Required task
Recast the lines from the one containing "task-reward: 赏0.90元 — [332, 511, 390, 529]" through the one containing "task-reward: 赏1.17元 — [332, 424, 390, 442]", both included, as a numbered list with any blank lines dropped.

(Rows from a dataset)
»»
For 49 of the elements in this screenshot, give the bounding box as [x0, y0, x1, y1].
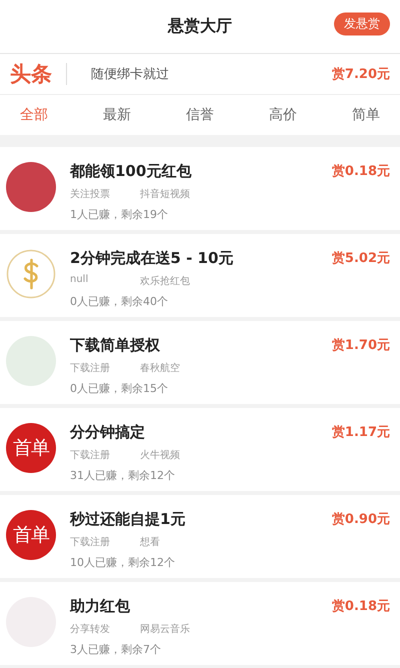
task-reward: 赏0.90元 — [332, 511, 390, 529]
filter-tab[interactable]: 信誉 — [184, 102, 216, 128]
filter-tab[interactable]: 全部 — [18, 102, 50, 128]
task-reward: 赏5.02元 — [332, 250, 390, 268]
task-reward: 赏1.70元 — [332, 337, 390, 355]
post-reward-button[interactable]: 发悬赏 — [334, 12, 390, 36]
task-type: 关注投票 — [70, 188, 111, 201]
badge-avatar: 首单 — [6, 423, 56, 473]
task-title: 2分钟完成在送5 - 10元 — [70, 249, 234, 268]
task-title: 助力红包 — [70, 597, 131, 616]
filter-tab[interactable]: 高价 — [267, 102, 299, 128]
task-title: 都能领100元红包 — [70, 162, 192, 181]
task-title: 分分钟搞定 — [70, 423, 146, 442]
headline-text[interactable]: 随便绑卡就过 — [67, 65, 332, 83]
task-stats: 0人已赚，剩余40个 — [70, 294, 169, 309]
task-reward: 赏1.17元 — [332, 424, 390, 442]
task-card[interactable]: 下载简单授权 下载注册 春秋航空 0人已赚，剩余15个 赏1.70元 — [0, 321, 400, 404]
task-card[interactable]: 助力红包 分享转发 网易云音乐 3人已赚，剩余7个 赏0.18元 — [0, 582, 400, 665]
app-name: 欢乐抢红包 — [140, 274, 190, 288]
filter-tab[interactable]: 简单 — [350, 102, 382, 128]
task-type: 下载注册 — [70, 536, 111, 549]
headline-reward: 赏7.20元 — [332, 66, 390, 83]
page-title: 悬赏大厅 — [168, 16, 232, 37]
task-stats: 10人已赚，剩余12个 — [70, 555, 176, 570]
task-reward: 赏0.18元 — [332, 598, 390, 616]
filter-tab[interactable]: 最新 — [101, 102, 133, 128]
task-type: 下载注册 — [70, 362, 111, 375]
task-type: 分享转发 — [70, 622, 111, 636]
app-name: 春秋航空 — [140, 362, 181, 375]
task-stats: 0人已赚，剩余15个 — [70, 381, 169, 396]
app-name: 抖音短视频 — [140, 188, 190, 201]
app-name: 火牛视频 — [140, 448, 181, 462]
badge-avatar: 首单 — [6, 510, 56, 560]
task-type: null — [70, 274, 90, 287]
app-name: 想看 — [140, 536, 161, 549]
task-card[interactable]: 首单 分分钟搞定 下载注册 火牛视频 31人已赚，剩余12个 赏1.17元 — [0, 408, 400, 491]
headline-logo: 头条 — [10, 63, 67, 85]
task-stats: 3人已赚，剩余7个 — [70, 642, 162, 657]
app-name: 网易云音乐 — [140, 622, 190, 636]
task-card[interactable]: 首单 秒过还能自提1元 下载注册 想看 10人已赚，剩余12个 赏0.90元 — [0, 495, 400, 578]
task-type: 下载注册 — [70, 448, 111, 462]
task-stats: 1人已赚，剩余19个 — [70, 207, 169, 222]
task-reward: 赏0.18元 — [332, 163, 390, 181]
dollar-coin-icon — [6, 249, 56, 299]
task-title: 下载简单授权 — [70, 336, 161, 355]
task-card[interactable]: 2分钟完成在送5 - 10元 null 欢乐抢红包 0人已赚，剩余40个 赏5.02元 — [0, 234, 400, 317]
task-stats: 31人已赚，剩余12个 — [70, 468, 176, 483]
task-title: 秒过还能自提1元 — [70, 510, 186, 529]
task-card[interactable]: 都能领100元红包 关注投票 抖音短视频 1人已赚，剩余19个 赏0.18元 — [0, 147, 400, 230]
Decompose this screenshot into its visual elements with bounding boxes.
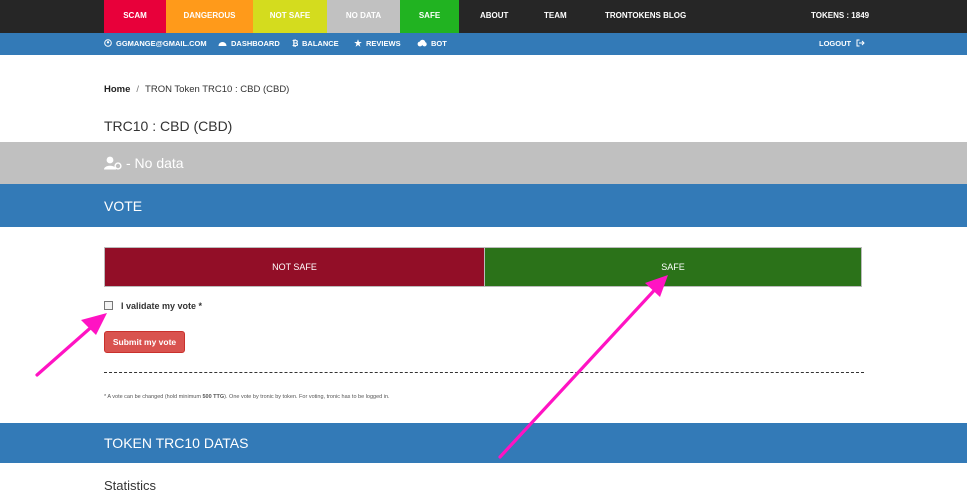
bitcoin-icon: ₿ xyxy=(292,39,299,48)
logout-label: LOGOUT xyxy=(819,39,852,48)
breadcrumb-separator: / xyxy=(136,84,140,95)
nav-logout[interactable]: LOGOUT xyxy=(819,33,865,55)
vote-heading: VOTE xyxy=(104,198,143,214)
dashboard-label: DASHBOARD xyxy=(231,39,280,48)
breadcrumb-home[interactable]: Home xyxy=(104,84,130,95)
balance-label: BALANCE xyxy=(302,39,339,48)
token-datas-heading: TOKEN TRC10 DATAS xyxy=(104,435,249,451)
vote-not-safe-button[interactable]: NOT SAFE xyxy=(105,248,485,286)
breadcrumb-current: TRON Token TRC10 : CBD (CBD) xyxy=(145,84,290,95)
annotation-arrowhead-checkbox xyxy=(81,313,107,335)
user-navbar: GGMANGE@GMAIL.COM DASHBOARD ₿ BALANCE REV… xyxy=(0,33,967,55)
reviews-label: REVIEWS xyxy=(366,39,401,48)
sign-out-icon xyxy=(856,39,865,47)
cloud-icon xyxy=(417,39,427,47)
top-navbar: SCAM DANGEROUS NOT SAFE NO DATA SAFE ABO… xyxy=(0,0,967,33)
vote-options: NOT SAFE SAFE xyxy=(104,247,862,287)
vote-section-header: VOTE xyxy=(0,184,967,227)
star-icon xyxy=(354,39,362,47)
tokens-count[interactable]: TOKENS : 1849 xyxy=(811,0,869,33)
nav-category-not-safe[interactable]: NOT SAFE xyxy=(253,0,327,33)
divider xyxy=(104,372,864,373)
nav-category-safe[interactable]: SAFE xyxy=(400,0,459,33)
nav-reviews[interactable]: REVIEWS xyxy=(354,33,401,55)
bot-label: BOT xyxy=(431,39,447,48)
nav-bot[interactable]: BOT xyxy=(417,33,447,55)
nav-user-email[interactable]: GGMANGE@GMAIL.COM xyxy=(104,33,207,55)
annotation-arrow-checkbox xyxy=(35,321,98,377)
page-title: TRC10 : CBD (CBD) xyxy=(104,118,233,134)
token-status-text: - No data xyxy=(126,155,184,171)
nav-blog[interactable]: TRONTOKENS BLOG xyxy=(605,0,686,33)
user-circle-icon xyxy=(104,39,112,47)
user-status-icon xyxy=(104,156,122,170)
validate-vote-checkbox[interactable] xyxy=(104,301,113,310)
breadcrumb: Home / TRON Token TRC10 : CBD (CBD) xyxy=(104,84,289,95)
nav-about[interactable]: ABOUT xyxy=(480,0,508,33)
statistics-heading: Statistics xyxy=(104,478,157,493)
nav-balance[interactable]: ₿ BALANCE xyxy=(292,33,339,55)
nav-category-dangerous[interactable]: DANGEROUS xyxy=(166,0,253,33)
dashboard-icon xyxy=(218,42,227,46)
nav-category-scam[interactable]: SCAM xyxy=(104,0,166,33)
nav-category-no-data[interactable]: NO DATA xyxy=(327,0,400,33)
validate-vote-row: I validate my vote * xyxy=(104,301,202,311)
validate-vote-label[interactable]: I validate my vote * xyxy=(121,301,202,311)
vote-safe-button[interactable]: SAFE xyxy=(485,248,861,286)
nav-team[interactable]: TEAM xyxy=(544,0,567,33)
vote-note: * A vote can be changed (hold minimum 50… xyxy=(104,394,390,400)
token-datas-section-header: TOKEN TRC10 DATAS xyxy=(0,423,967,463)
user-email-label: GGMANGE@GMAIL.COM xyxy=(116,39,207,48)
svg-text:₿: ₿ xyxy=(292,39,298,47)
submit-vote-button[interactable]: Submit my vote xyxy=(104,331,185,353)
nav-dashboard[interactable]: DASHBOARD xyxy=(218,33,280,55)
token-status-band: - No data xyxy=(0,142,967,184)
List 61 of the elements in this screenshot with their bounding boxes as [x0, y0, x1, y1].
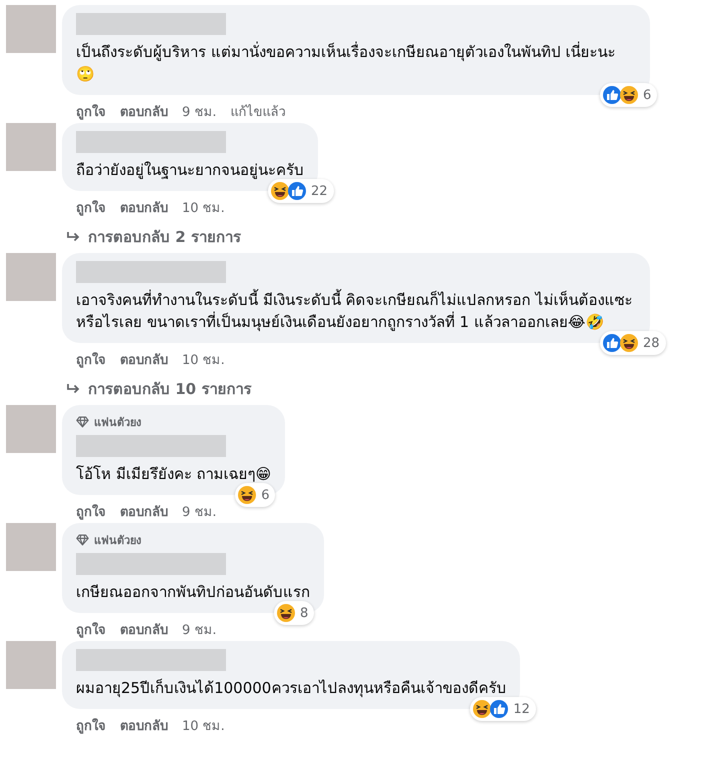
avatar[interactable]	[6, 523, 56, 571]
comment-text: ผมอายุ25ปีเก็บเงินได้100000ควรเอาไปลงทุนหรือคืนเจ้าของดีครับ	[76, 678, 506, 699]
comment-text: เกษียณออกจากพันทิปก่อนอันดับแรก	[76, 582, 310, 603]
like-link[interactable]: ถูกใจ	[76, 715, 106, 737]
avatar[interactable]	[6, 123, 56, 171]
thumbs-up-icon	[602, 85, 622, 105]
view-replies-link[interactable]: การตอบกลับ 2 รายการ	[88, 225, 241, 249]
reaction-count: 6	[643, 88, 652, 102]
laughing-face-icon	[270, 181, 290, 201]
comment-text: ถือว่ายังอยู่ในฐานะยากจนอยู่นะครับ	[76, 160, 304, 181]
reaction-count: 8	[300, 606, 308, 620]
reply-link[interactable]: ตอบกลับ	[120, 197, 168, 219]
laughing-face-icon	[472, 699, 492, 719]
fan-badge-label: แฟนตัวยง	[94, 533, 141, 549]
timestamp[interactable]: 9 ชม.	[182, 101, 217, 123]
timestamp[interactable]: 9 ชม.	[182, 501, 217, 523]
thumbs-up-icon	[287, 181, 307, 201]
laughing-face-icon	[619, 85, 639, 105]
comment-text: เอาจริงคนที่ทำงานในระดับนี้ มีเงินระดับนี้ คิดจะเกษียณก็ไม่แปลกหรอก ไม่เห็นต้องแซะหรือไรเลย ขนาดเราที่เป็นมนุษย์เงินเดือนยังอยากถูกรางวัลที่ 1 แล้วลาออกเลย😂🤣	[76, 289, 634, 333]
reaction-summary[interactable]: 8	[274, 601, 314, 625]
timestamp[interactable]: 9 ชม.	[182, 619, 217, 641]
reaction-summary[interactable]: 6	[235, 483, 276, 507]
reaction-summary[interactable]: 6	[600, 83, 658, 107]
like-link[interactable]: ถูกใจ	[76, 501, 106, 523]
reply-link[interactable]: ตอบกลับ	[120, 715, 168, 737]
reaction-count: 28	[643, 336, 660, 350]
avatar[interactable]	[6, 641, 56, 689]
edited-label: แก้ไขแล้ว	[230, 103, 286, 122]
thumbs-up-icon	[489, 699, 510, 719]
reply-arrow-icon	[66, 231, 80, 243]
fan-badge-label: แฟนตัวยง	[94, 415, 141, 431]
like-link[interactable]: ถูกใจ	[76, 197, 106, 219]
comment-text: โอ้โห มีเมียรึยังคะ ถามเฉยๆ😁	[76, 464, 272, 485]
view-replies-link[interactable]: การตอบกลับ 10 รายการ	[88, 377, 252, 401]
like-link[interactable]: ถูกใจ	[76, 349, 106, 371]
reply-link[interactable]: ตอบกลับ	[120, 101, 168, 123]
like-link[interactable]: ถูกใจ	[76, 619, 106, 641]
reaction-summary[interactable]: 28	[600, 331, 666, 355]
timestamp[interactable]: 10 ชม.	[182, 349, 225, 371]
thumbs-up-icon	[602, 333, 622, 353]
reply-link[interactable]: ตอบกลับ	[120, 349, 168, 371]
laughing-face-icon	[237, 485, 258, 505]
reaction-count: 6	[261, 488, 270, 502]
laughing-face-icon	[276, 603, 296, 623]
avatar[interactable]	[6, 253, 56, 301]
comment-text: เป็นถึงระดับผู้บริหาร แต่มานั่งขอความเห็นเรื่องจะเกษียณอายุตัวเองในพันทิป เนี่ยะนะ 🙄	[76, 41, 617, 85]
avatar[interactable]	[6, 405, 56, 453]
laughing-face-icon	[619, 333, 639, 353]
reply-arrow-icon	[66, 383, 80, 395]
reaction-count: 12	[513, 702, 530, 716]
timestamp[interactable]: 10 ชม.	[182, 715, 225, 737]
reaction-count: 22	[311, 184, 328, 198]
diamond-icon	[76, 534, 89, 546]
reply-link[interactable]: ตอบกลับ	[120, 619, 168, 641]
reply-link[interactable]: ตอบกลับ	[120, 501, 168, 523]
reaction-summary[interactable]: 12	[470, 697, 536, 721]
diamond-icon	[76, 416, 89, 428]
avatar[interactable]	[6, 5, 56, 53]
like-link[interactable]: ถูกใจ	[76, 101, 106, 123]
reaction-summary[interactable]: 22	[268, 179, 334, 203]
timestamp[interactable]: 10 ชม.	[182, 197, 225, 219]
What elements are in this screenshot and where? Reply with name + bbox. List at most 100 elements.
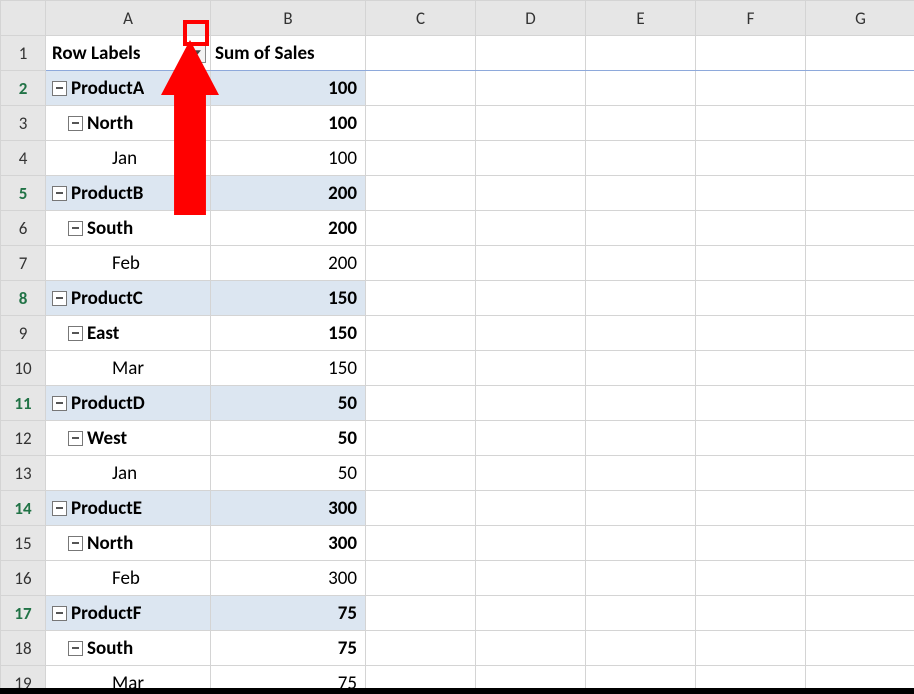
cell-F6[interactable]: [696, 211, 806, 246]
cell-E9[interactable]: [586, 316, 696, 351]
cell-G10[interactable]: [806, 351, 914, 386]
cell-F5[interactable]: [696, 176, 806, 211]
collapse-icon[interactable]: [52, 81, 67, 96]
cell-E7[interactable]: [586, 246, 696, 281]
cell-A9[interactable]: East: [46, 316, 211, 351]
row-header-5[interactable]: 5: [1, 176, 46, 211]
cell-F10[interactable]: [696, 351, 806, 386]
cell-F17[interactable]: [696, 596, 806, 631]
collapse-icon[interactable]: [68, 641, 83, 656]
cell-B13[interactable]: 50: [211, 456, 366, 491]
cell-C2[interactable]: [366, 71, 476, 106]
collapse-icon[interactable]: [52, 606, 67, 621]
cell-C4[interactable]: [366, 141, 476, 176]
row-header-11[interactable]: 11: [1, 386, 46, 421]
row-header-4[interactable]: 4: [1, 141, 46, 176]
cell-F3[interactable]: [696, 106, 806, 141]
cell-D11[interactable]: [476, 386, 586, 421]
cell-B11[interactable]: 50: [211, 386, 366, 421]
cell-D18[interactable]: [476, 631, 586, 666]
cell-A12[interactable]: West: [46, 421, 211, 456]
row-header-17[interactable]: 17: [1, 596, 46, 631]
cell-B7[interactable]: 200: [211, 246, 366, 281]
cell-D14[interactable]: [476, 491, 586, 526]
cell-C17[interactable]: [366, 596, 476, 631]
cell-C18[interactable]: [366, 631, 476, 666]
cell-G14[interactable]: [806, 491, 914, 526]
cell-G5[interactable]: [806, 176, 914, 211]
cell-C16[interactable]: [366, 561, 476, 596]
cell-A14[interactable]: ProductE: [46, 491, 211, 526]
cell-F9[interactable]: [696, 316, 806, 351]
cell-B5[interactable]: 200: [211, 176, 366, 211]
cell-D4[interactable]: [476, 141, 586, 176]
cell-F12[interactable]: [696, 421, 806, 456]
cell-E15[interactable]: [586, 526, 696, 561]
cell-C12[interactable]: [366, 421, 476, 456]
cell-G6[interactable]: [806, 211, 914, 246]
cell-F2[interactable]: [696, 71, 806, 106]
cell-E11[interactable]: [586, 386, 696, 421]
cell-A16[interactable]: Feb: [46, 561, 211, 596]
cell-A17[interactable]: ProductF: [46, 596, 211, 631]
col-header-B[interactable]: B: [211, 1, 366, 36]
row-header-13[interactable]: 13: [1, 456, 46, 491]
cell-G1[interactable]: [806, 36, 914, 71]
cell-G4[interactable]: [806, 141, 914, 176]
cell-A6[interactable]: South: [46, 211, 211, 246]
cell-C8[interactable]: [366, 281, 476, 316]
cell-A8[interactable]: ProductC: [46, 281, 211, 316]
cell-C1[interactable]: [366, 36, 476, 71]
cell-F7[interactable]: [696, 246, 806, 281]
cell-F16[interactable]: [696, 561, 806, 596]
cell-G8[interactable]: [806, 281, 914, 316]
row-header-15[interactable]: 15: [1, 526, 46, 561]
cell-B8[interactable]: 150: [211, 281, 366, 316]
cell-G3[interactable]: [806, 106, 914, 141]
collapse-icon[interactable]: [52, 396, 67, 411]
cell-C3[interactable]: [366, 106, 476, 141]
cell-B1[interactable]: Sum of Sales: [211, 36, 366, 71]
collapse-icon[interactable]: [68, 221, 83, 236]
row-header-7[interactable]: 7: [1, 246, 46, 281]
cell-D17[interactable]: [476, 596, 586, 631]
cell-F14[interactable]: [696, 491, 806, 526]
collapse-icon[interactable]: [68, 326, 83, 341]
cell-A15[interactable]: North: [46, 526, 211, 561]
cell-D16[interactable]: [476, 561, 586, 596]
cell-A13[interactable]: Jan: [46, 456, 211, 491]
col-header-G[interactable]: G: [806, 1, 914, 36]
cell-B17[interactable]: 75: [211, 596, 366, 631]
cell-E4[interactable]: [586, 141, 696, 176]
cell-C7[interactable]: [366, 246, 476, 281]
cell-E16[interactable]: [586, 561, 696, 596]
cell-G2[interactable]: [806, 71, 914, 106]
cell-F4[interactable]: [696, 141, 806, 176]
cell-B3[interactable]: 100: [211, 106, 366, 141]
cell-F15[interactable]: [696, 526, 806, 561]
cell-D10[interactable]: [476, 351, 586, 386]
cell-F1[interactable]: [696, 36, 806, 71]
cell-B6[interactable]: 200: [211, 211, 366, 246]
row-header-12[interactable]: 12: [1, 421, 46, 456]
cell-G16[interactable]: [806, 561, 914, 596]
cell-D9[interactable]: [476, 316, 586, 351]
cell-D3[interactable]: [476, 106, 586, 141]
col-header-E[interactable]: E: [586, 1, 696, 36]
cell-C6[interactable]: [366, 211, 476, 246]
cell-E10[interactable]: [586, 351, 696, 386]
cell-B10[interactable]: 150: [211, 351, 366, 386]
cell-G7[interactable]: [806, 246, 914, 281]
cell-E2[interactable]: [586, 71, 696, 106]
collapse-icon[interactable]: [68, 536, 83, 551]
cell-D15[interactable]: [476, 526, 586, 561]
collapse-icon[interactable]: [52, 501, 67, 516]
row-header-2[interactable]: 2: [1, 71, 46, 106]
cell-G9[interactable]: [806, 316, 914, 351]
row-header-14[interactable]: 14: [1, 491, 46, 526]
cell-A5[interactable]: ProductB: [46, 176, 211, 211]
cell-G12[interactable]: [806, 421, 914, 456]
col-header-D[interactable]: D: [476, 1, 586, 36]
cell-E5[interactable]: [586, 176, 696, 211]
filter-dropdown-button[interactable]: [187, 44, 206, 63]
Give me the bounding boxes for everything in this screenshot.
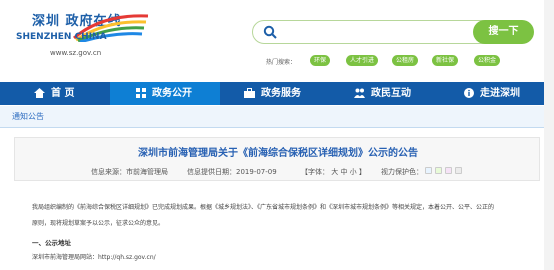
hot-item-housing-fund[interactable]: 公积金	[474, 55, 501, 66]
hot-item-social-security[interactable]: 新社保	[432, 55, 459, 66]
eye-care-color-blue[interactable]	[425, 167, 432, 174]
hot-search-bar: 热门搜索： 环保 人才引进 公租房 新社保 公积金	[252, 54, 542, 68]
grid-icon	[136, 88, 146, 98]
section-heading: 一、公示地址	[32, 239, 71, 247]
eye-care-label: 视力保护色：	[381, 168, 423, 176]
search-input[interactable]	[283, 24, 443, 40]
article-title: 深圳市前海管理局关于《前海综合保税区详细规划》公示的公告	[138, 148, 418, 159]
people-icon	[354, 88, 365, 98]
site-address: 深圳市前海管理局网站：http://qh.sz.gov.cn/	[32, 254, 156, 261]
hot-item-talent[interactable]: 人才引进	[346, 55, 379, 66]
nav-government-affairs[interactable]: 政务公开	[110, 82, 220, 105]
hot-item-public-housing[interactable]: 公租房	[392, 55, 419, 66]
««
Task result
1. task-reward: 赏0.90元 — [332, 511, 390, 529]
2. filter-tab[interactable]: 信誉 — [184, 102, 216, 128]
3. filter-tab[interactable]: 全部 — [18, 102, 50, 128]
4. task-reward: 赏5.02元 — [332, 250, 390, 268]
5. task-reward: 赏1.70元 — [332, 337, 390, 355]
6. post-reward-button[interactable]: 发悬赏 — [334, 12, 390, 36]
7. task-type: 关注投票 — [70, 188, 111, 201]
8. badge-avatar: 首单 — [6, 423, 56, 473]
9. task-title: 2分钟完成在送5 - 10元 — [70, 249, 234, 268]
10. task-title: 助力红包 — [70, 597, 131, 616]
11. filter-tab[interactable]: 高价 — [267, 102, 299, 128]
12. task-title: 都能领100元红包 — [70, 162, 192, 181]
13. task-title: 分分钟搞定 — [70, 423, 146, 442]
14. headline-text[interactable]: 随便绑卡就过 — [67, 65, 332, 83]
15. task-stats: 0人已赚，剩余40个 — [70, 294, 169, 309]
16. task-reward: 赏1.17元 — [332, 424, 390, 442]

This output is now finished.